Supplied records —
┄┄┄┄┄┄┄┄┄┄

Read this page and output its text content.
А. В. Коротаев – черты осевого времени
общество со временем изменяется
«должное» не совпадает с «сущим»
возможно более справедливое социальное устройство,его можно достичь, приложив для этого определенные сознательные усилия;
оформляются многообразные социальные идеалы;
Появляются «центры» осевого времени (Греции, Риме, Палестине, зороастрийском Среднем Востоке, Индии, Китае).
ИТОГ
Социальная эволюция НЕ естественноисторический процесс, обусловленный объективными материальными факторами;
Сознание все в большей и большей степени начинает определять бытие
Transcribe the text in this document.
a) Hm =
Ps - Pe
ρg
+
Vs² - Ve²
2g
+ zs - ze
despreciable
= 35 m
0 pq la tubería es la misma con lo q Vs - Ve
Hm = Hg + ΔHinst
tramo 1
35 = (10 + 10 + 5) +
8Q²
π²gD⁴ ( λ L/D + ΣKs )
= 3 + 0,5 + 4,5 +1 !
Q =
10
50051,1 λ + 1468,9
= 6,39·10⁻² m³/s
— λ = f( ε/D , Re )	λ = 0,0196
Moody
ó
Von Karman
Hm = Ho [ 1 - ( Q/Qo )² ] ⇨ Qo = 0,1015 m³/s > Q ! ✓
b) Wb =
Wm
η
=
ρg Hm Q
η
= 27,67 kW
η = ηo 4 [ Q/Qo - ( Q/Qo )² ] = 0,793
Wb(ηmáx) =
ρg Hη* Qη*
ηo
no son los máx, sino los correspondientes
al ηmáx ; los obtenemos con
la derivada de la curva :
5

┄┄┄┄┄┄┄┄┄┄

What you are asked to do —
Produce an exact copy of the whole listing.

Exercise solution —
Read this page and output its text content.
А. В. Коротаев – черты осевого времени
общество со временем изменяется
«должное» не совпадает с «сущим»
возможно более справедливое социальное устройство,его можно достичь, приложив для этого определенные сознательные усилия;
оформляются многообразные социальные идеалы;
Появляются «центры» осевого времени (Греции, Риме, Палестине, зороастрийском Среднем Востоке, Индии, Китае).
ИТОГ
Социальная эволюция НЕ естественноисторический процесс, обусловленный объективными материальными факторами;
Сознание все в большей и большей степени начинает определять бытие
Transcribe the text in this document.
a) Hm =
Ps - Pe
ρg
+
Vs² - Ve²
2g
+ zs - ze
despreciable
= 35 m
0 pq la tubería es la misma con lo q Vs - Ve
Hm = Hg + ΔHinst
tramo 1
35 = (10 + 10 + 5) +
8Q²
π²gD⁴ ( λ L/D + ΣKs )
= 3 + 0,5 + 4,5 +1 !
Q =
10
50051,1 λ + 1468,9
= 6,39·10⁻² m³/s
— λ = f( ε/D , Re )	λ = 0,0196
Moody
ó
Von Karman
Hm = Ho [ 1 - ( Q/Qo )² ] ⇨ Qo = 0,1015 m³/s > Q ! ✓
b) Wb =
Wm
η
=
ρg Hm Q
η
= 27,67 kW
η = ηo 4 [ Q/Qo - ( Q/Qo )² ] = 0,793
Wb(ηmáx) =
ρg Hη* Qη*
ηo
no son los máx, sino los correspondientes
al ηmáx ; los obtenemos con
la derivada de la curva :
5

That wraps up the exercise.